■ Aim of the task ■
Read the entries below and pull out each line with the string "Your".

-- start of Information shown --

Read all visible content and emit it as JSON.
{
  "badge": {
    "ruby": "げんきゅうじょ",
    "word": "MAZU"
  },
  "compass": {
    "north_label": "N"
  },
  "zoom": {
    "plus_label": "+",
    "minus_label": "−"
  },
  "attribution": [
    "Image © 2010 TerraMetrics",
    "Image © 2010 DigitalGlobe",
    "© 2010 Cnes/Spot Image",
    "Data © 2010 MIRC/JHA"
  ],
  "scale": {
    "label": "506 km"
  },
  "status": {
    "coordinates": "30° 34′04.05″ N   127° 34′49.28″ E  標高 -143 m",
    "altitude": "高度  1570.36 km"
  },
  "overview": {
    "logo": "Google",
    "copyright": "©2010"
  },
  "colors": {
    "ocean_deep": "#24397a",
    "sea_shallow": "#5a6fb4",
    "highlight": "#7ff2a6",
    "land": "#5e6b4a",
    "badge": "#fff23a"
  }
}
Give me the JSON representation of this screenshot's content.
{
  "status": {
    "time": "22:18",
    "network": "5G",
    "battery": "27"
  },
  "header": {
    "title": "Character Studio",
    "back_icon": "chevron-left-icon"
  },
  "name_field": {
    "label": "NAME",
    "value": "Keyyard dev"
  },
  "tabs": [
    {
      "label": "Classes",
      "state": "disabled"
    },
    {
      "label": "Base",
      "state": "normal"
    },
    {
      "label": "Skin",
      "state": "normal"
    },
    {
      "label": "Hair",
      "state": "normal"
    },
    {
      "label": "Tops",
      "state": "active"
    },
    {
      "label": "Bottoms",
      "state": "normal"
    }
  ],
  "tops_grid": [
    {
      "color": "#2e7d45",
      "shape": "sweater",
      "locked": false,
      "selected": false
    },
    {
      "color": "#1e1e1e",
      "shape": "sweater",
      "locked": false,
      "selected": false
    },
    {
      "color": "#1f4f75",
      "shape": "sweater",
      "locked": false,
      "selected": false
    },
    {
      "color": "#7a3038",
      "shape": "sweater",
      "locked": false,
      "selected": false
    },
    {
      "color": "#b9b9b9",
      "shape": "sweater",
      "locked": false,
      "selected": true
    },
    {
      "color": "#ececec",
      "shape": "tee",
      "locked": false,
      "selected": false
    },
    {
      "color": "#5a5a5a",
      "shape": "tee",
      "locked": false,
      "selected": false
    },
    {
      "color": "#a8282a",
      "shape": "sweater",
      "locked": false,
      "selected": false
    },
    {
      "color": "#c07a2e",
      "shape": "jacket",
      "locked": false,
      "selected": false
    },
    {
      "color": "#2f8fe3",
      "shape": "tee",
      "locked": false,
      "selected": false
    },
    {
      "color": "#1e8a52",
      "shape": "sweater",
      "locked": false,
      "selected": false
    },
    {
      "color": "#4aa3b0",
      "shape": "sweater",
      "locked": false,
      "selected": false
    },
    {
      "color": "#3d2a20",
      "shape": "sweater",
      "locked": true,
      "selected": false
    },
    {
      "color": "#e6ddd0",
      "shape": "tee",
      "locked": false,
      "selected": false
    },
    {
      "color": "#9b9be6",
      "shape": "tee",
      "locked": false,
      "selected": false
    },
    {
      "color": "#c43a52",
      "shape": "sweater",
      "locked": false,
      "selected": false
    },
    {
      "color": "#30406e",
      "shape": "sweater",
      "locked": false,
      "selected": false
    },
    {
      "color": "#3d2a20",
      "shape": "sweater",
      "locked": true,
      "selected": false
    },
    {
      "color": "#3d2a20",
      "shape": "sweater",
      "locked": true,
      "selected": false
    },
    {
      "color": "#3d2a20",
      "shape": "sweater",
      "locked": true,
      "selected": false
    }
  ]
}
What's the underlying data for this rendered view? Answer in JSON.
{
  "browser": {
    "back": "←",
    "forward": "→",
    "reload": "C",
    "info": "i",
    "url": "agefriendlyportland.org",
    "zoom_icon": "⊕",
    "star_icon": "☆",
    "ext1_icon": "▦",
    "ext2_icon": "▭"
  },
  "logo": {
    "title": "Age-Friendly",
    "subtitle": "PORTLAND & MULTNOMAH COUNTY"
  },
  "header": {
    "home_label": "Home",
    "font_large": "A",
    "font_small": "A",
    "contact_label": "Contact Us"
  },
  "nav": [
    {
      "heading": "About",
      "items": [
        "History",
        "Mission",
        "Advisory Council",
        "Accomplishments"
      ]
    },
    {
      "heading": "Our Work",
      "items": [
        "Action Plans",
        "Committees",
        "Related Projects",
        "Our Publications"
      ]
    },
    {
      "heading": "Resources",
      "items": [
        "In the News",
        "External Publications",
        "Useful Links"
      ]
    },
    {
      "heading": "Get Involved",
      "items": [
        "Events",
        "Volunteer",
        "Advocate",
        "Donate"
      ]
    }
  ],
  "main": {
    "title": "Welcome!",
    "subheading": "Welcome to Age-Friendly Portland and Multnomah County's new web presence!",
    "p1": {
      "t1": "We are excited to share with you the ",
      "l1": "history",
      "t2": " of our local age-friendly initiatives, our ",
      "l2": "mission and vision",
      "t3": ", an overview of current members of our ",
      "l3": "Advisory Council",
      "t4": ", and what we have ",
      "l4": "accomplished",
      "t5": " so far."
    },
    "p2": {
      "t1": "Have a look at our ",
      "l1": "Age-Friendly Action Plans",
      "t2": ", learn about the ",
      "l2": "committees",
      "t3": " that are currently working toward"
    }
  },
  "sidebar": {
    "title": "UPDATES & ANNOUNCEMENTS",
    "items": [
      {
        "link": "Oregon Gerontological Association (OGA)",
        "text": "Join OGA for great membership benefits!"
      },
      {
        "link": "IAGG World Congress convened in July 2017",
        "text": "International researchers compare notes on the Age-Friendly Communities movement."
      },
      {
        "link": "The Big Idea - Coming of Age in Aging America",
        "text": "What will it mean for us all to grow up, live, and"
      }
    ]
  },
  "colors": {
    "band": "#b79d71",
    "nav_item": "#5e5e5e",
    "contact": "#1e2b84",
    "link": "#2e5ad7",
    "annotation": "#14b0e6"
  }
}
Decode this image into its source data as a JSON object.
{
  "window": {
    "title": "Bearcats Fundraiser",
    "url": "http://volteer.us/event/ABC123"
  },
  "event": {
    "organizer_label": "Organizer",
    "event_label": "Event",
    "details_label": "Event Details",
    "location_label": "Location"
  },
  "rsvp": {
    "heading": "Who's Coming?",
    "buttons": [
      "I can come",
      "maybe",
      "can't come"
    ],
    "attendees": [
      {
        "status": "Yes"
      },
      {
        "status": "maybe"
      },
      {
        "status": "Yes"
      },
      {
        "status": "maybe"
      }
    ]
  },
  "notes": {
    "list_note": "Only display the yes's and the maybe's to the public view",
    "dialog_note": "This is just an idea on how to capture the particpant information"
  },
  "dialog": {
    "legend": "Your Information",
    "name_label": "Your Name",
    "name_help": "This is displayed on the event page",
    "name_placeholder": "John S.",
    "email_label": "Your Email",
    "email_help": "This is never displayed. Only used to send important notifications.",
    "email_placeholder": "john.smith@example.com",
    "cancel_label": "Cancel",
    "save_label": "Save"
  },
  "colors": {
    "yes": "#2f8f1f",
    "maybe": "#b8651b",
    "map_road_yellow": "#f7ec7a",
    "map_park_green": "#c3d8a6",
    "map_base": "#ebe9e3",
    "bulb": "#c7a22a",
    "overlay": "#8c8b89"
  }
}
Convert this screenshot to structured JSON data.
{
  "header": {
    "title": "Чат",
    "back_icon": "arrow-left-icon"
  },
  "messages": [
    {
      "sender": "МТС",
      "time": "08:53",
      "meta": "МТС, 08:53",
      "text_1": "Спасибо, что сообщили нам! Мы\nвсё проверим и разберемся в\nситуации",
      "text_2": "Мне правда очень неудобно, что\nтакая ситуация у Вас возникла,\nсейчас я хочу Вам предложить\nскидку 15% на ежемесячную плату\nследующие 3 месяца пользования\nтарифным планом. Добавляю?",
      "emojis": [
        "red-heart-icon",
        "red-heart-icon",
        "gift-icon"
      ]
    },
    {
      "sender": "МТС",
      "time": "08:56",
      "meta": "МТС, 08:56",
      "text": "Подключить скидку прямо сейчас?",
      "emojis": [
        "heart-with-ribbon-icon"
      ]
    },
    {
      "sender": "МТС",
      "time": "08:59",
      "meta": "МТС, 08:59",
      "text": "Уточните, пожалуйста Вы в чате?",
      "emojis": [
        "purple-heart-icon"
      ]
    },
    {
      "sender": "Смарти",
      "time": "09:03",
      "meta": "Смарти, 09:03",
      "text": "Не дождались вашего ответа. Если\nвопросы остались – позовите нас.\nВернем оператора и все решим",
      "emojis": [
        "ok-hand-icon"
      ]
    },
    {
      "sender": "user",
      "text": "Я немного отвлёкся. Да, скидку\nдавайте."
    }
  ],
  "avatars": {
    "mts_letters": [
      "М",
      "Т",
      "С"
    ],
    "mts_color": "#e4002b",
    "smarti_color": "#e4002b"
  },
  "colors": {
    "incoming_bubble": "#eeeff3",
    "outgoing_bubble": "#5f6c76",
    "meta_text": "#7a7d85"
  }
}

-- end of Information shown --

■ Exercise result ■
    "legend": "Your Information",
    "name_label": "Your Name",
    "email_label": "Your Email",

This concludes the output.